## Task objective
Give the records back in full, exactly as they read.

## Record list
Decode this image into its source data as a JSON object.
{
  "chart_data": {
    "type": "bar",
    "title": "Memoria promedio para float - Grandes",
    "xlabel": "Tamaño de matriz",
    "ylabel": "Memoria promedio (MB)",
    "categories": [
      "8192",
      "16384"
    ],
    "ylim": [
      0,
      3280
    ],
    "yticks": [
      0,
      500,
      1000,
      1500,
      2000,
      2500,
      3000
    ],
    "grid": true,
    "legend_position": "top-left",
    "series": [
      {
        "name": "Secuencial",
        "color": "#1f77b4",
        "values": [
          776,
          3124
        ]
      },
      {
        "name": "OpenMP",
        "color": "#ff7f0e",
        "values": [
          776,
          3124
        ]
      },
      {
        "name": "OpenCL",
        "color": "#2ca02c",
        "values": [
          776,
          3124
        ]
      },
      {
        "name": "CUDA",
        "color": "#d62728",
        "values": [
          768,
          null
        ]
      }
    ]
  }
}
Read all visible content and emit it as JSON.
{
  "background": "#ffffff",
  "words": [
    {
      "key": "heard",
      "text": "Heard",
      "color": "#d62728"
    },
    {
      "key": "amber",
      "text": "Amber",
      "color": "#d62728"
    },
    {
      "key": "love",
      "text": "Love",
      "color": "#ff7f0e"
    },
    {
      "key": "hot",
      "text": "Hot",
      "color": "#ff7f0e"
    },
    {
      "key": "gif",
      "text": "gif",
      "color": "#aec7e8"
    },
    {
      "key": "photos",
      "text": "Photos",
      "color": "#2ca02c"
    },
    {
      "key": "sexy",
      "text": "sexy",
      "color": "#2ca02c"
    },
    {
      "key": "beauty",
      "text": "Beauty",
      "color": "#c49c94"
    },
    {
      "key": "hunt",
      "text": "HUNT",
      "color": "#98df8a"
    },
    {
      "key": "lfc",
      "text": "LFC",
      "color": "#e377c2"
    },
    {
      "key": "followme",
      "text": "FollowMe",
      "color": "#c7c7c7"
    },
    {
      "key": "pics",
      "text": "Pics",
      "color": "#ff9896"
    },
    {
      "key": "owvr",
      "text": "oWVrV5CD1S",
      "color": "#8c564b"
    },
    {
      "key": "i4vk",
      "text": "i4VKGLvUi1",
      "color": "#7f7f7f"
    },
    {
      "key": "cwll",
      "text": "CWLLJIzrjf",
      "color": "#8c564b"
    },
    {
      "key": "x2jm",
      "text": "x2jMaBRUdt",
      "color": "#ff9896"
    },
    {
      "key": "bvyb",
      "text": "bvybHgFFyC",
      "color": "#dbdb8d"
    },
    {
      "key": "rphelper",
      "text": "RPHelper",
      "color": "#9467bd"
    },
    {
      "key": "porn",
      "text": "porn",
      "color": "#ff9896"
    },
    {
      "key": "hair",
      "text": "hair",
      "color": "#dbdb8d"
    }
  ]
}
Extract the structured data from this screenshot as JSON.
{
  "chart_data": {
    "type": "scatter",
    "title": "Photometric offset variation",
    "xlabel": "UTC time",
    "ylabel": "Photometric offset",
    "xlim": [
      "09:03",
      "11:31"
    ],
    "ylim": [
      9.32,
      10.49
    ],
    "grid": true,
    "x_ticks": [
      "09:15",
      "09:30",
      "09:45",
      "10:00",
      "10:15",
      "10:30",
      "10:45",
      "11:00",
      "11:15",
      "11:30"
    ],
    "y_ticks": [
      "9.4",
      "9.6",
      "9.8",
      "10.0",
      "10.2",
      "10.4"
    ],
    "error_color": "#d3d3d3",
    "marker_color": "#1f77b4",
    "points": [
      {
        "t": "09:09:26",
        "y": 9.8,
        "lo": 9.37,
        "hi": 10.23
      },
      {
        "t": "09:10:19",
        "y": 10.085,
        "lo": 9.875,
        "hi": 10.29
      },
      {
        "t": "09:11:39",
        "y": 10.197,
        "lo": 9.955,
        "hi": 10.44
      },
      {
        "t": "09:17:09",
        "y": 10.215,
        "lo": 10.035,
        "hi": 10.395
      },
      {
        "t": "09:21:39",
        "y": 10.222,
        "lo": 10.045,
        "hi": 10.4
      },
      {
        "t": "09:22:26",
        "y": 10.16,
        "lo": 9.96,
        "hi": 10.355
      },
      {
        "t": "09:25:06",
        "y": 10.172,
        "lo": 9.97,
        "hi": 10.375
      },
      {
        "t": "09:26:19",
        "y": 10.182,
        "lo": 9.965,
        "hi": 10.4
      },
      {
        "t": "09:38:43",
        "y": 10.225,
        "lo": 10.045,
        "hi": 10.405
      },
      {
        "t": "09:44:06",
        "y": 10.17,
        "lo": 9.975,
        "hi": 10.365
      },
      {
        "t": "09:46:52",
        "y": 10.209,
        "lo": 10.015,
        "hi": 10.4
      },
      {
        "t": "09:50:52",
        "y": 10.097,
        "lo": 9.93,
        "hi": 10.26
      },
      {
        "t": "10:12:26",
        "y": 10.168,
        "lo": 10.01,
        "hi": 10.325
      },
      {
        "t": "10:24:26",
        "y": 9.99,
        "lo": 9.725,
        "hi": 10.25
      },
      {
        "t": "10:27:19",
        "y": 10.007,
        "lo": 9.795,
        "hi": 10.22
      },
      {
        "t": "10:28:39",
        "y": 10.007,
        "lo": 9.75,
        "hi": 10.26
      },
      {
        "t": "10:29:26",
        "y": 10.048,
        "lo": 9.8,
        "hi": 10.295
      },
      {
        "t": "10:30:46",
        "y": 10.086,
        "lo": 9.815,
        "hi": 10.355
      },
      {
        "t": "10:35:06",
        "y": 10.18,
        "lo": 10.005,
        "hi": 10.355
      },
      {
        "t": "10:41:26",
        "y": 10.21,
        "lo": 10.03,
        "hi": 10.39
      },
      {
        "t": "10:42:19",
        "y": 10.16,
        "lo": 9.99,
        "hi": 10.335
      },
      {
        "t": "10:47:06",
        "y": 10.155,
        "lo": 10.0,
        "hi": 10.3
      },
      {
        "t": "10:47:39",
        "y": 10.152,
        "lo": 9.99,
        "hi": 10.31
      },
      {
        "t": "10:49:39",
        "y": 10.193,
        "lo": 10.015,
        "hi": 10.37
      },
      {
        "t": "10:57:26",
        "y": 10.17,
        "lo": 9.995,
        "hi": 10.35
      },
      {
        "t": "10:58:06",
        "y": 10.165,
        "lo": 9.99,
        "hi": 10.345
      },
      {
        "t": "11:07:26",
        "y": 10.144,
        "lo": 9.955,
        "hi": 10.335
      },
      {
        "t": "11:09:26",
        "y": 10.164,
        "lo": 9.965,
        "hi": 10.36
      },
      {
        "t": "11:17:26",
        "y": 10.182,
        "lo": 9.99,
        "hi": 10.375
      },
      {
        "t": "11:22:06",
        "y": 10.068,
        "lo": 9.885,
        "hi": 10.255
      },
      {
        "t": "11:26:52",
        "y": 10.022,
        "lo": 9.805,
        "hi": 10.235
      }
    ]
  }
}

## Task output
Decode this image into its source data as a JSON object.
{
  "chart_data": {
    "type": "bar",
    "title": "Memoria promedio para float - Grandes",
    "xlabel": "Tamaño de matriz",
    "ylabel": "Memoria promedio (MB)",
    "categories": [
      "8192",
      "16384"
    ],
    "ylim": [
      0,
      3280
    ],
    "yticks": [
      0,
      500,
      1000,
      1500,
      2000,
      2500,
      3000
    ],
    "grid": true,
    "legend_position": "top-left",
    "series": [
      {
        "name": "Secuencial",
        "color": "#1f77b4",
        "values": [
          776,
          3124
        ]
      },
      {
        "name": "OpenMP",
        "color": "#ff7f0e",
        "values": [
          776,
          3124
        ]
      },
      {
        "name": "OpenCL",
        "color": "#2ca02c",
        "values": [
          776,
          3124
        ]
      },
      {
        "name": "CUDA",
        "color": "#d62728",
        "values": [
          768,
          null
        ]
      }
    ]
  }
}
Read all visible content and emit it as JSON.
{
  "background": "#ffffff",
  "words": [
    {
      "key": "heard",
      "text": "Heard",
      "color": "#d62728"
    },
    {
      "key": "amber",
      "text": "Amber",
      "color": "#d62728"
    },
    {
      "key": "love",
      "text": "Love",
      "color": "#ff7f0e"
    },
    {
      "key": "hot",
      "text": "Hot",
      "color": "#ff7f0e"
    },
    {
      "key": "gif",
      "text": "gif",
      "color": "#aec7e8"
    },
    {
      "key": "photos",
      "text": "Photos",
      "color": "#2ca02c"
    },
    {
      "key": "sexy",
      "text": "sexy",
      "color": "#2ca02c"
    },
    {
      "key": "beauty",
      "text": "Beauty",
      "color": "#c49c94"
    },
    {
      "key": "hunt",
      "text": "HUNT",
      "color": "#98df8a"
    },
    {
      "key": "lfc",
      "text": "LFC",
      "color": "#e377c2"
    },
    {
      "key": "followme",
      "text": "FollowMe",
      "color": "#c7c7c7"
    },
    {
      "key": "pics",
      "text": "Pics",
      "color": "#ff9896"
    },
    {
      "key": "owvr",
      "text": "oWVrV5CD1S",
      "color": "#8c564b"
    },
    {
      "key": "i4vk",
      "text": "i4VKGLvUi1",
      "color": "#7f7f7f"
    },
    {
      "key": "cwll",
      "text": "CWLLJIzrjf",
      "color": "#8c564b"
    },
    {
      "key": "x2jm",
      "text": "x2jMaBRUdt",
      "color": "#ff9896"
    },
    {
      "key": "bvyb",
      "text": "bvybHgFFyC",
      "color": "#dbdb8d"
    },
    {
      "key": "rphelper",
      "text": "RPHelper",
      "color": "#9467bd"
    },
    {
      "key": "porn",
      "text": "porn",
      "color": "#ff9896"
    },
    {
      "key": "hair",
      "text": "hair",
      "color": "#dbdb8d"
    }
  ]
}
Extract the structured data from this screenshot as JSON.
{
  "chart_data": {
    "type": "scatter",
    "title": "Photometric offset variation",
    "xlabel": "UTC time",
    "ylabel": "Photometric offset",
    "xlim": [
      "09:03",
      "11:31"
    ],
    "ylim": [
      9.32,
      10.49
    ],
    "grid": true,
    "x_ticks": [
      "09:15",
      "09:30",
      "09:45",
      "10:00",
      "10:15",
      "10:30",
      "10:45",
      "11:00",
      "11:15",
      "11:30"
    ],
    "y_ticks": [
      "9.4",
      "9.6",
      "9.8",
      "10.0",
      "10.2",
      "10.4"
    ],
    "error_color": "#d3d3d3",
    "marker_color": "#1f77b4",
    "points": [
      {
        "t": "09:09:26",
        "y": 9.8,
        "lo": 9.37,
        "hi": 10.23
      },
      {
        "t": "09:10:19",
        "y": 10.085,
        "lo": 9.875,
        "hi": 10.29
      },
      {
        "t": "09:11:39",
        "y": 10.197,
        "lo": 9.955,
        "hi": 10.44
      },
      {
        "t": "09:17:09",
        "y": 10.215,
        "lo": 10.035,
        "hi": 10.395
      },
      {
        "t": "09:21:39",
        "y": 10.222,
        "lo": 10.045,
        "hi": 10.4
      },
      {
        "t": "09:22:26",
        "y": 10.16,
        "lo": 9.96,
        "hi": 10.355
      },
      {
        "t": "09:25:06",
        "y": 10.172,
        "lo": 9.97,
        "hi": 10.375
      },
      {
        "t": "09:26:19",
        "y": 10.182,
        "lo": 9.965,
        "hi": 10.4
      },
      {
        "t": "09:38:43",
        "y": 10.225,
        "lo": 10.045,
        "hi": 10.405
      },
      {
        "t": "09:44:06",
        "y": 10.17,
        "lo": 9.975,
        "hi": 10.365
      },
      {
        "t": "09:46:52",
        "y": 10.209,
        "lo": 10.015,
        "hi": 10.4
      },
      {
        "t": "09:50:52",
        "y": 10.097,
        "lo": 9.93,
        "hi": 10.26
      },
      {
        "t": "10:12:26",
        "y": 10.168,
        "lo": 10.01,
        "hi": 10.325
      },
      {
        "t": "10:24:26",
        "y": 9.99,
        "lo": 9.725,
        "hi": 10.25
      },
      {
        "t": "10:27:19",
        "y": 10.007,
        "lo": 9.795,
        "hi": 10.22
      },
      {
        "t": "10:28:39",
        "y": 10.007,
        "lo": 9.75,
        "hi": 10.26
      },
      {
        "t": "10:29:26",
        "y": 10.048,
        "lo": 9.8,
        "hi": 10.295
      },
      {
        "t": "10:30:46",
        "y": 10.086,
        "lo": 9.815,
        "hi": 10.355
      },
      {
        "t": "10:35:06",
        "y": 10.18,
        "lo": 10.005,
        "hi": 10.355
      },
      {
        "t": "10:41:26",
        "y": 10.21,
        "lo": 10.03,
        "hi": 10.39
      },
      {
        "t": "10:42:19",
        "y": 10.16,
        "lo": 9.99,
        "hi": 10.335
      },
      {
        "t": "10:47:06",
        "y": 10.155,
        "lo": 10.0,
        "hi": 10.3
      },
      {
        "t": "10:47:39",
        "y": 10.152,
        "lo": 9.99,
        "hi": 10.31
      },
      {
        "t": "10:49:39",
        "y": 10.193,
        "lo": 10.015,
        "hi": 10.37
      },
      {
        "t": "10:57:26",
        "y": 10.17,
        "lo": 9.995,
        "hi": 10.35
      },
      {
        "t": "10:58:06",
        "y": 10.165,
        "lo": 9.99,
        "hi": 10.345
      },
      {
        "t": "11:07:26",
        "y": 10.144,
        "lo": 9.955,
        "hi": 10.335
      },
      {
        "t": "11:09:26",
        "y": 10.164,
        "lo": 9.965,
        "hi": 10.36
      },
      {
        "t": "11:17:26",
        "y": 10.182,
        "lo": 9.99,
        "hi": 10.375
      },
      {
        "t": "11:22:06",
        "y": 10.068,
        "lo": 9.885,
        "hi": 10.255
      },
      {
        "t": "11:26:52",
        "y": 10.022,
        "lo": 9.805,
        "hi": 10.235
      }
    ]
  }
}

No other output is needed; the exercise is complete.